What follows is a listing; give it again exactly, in its entirety.

* Begin Input material *

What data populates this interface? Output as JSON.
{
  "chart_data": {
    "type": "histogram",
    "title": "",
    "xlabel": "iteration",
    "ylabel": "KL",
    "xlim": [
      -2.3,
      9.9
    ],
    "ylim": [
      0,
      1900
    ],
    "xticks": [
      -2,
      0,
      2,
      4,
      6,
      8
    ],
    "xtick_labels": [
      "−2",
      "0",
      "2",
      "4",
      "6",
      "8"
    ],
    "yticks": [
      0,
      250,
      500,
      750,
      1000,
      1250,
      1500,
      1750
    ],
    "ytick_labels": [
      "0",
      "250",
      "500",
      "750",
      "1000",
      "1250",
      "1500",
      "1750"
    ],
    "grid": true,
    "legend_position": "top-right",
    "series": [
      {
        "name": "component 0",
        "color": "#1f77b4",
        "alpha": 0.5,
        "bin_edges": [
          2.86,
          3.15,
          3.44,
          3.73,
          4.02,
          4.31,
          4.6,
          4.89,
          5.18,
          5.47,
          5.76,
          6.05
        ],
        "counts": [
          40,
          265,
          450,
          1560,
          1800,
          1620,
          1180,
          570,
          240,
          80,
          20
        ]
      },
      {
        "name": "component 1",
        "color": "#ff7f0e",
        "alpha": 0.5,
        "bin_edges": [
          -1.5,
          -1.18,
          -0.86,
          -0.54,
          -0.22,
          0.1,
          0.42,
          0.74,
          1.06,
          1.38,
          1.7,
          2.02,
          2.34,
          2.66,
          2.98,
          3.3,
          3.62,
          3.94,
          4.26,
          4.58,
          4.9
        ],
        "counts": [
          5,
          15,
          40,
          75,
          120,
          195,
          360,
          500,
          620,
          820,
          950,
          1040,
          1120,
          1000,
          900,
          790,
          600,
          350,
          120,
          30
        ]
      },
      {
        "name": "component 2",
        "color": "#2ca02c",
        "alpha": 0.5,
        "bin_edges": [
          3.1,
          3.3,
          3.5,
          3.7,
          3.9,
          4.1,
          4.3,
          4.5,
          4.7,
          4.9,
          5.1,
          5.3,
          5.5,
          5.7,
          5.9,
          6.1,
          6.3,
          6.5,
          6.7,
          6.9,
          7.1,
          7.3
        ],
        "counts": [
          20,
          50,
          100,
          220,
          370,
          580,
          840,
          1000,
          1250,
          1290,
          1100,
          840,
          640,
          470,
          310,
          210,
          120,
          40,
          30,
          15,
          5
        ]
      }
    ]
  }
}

* End Input material *

**Answer to the problem:**
What data populates this interface? Output as JSON.
{
  "chart_data": {
    "type": "histogram",
    "title": "",
    "xlabel": "iteration",
    "ylabel": "KL",
    "xlim": [
      -2.3,
      9.9
    ],
    "ylim": [
      0,
      1900
    ],
    "xticks": [
      -2,
      0,
      2,
      4,
      6,
      8
    ],
    "xtick_labels": [
      "−2",
      "0",
      "2",
      "4",
      "6",
      "8"
    ],
    "yticks": [
      0,
      250,
      500,
      750,
      1000,
      1250,
      1500,
      1750
    ],
    "ytick_labels": [
      "0",
      "250",
      "500",
      "750",
      "1000",
      "1250",
      "1500",
      "1750"
    ],
    "grid": true,
    "legend_position": "top-right",
    "series": [
      {
        "name": "component 0",
        "color": "#1f77b4",
        "alpha": 0.5,
        "bin_edges": [
          2.86,
          3.15,
          3.44,
          3.73,
          4.02,
          4.31,
          4.6,
          4.89,
          5.18,
          5.47,
          5.76,
          6.05
        ],
        "counts": [
          40,
          265,
          450,
          1560,
          1800,
          1620,
          1180,
          570,
          240,
          80,
          20
        ]
      },
      {
        "name": "component 1",
        "color": "#ff7f0e",
        "alpha": 0.5,
        "bin_edges": [
          -1.5,
          -1.18,
          -0.86,
          -0.54,
          -0.22,
          0.1,
          0.42,
          0.74,
          1.06,
          1.38,
          1.7,
          2.02,
          2.34,
          2.66,
          2.98,
          3.3,
          3.62,
          3.94,
          4.26,
          4.58,
          4.9
        ],
        "counts": [
          5,
          15,
          40,
          75,
          120,
          195,
          360,
          500,
          620,
          820,
          950,
          1040,
          1120,
          1000,
          900,
          790,
          600,
          350,
          120,
          30
        ]
      },
      {
        "name": "component 2",
        "color": "#2ca02c",
        "alpha": 0.5,
        "bin_edges": [
          3.1,
          3.3,
          3.5,
          3.7,
          3.9,
          4.1,
          4.3,
          4.5,
          4.7,
          4.9,
          5.1,
          5.3,
          5.5,
          5.7,
          5.9,
          6.1,
          6.3,
          6.5,
          6.7,
          6.9,
          7.1,
          7.3
        ],
        "counts": [
          20,
          50,
          100,
          220,
          370,
          580,
          840,
          1000,
          1250,
          1290,
          1100,
          840,
          640,
          470,
          310,
          210,
          120,
          40,
          30,
          15,
          5
        ]
      }
    ]
  }
}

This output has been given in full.